Records from a collection
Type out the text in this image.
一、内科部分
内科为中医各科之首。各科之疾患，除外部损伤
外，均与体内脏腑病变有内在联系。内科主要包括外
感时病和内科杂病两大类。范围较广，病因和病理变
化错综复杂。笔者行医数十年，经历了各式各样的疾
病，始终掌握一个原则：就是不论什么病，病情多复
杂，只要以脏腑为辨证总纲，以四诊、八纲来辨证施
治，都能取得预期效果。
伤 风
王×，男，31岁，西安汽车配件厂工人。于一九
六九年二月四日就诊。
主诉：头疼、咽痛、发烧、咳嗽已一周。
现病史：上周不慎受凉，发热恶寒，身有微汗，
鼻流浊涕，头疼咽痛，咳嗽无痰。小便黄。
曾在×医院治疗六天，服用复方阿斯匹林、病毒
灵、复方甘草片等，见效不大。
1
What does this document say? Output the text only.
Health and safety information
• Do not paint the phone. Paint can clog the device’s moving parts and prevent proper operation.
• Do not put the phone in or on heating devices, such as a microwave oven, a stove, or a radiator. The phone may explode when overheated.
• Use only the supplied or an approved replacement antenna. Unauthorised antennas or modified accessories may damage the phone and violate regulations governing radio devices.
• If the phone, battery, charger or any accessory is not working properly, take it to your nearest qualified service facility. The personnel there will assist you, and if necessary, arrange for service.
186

Required work — Go over the data above and copy every line that has the word "this" in it.

Reply to the exercise —
Type out the text in this image.
What does this document say? Output the text only.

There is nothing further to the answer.